» Exercise tasks:
a. Answer these from the passage:
(i) What can Gaussian mean width be used to distinguish between?
(ii) Who are the authors of "Singular Values for ReLU Layers"?
(iii) For which values of m and n does the Matlab code generate Gabor-Steiner equiangular tight frames?
b. Output the part of the passage that starts at the words "A Gabor-Steiner equiangular" and ends after the words "(See BinderFinder below.)".

» Text passage:
"""

For more information, see Nonclosedness of the Set of Neural Networks in Sobolev Space by Scott Mahan, Emily King, and Alex Cloninger.

Gaussian mean width and ReLU singular values

ReLU singular values are a generalization of singular values to maps generated by the composition of an affine linear map and a component-wise application of the rectified linear unit.  For Python code to approximate ReLU singular values, click here. Gaussian mean width is a measure — in some sense — of dimensionality of data.  It can be used to differentiate between data that is correctly or incorrectly classified in a trained discriminative neural network.  For Python code to calculate the Gaussian mean width of finite data, click here.

For more information, see "Singular Values for ReLU Layers" by Soren Dittmer, Emily J. King, and Peter Maass.

Gabor-Steiner Equiangular Tight Frames

A Gabor-Steiner equiangular tight frame is generated as the orbit of a special fiducial vector under a reducible projective representation of the Weyl-Heisenburg group. As equiangular tight frames, Gabor-Steiner equiangular tight frames satisfy a Parseval-like equality and span lines which have constant pairwise angle.  Further, Gabor-Steiner equiangular tight frames have large numbers of embedded simplices. (See BinderFinder below.)

A short Matlab code to generate Gabor-Steiner equiangular tight frames via Weyl-Heisenburg groups over \(\mathbb{Z}_m\) and \(\mathbb{Z}_m \times \mathbb{Z}_n\) for odd \(m, n \geq 3\) may be downloaded here.

"""

» Given records:
"""

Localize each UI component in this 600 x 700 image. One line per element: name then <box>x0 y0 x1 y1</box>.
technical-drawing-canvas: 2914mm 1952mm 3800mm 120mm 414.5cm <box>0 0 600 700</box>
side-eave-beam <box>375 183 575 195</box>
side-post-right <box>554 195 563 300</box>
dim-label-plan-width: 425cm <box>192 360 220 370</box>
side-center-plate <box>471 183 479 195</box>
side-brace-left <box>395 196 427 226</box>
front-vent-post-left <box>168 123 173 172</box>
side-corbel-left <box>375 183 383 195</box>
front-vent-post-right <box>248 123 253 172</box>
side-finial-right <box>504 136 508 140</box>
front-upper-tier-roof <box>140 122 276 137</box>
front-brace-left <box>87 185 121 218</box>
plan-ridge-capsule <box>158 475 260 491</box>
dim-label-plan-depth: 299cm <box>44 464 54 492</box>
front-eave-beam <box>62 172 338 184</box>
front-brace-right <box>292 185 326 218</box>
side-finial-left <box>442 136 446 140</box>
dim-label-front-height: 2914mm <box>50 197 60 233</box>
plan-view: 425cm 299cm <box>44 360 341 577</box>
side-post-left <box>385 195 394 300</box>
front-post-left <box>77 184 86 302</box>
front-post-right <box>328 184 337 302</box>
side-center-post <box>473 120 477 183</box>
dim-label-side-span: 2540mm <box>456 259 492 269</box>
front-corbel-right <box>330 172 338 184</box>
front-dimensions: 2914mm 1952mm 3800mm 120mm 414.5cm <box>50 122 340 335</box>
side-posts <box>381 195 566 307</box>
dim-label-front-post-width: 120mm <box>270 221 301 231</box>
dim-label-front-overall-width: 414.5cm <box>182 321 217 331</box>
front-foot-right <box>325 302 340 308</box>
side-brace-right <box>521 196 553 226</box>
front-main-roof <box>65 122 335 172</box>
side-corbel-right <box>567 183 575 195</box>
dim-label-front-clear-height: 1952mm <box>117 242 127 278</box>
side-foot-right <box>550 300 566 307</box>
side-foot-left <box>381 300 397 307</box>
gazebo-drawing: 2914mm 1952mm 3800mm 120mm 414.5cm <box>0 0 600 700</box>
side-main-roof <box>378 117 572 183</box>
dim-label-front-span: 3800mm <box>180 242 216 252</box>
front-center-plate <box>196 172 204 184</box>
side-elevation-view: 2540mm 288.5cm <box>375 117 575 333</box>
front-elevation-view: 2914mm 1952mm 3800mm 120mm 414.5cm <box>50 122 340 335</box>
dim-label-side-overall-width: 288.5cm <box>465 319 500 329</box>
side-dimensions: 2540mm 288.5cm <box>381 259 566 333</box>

"""

» Answer set:
a.
(i) Data that is correctly or incorrectly classified in a trained discriminative neural network.
(ii) Soren Dittmer, Emily J. King, and Peter Maass.
(iii) Odd m and n with m, n ≥ 3.

b.
A Gabor-Steiner equiangular tight frame is generated as the orbit of a special fiducial vector under a reducible projective representation of the Weyl-Heisenburg group. As equiangular tight frames, Gabor-Steiner equiangular tight frames satisfy a Parseval-like equality and span lines which have constant pairwise angle.  Further, Gabor-Steiner equiangular tight frames have large numbers of embedded simplices. (See BinderFinder below.)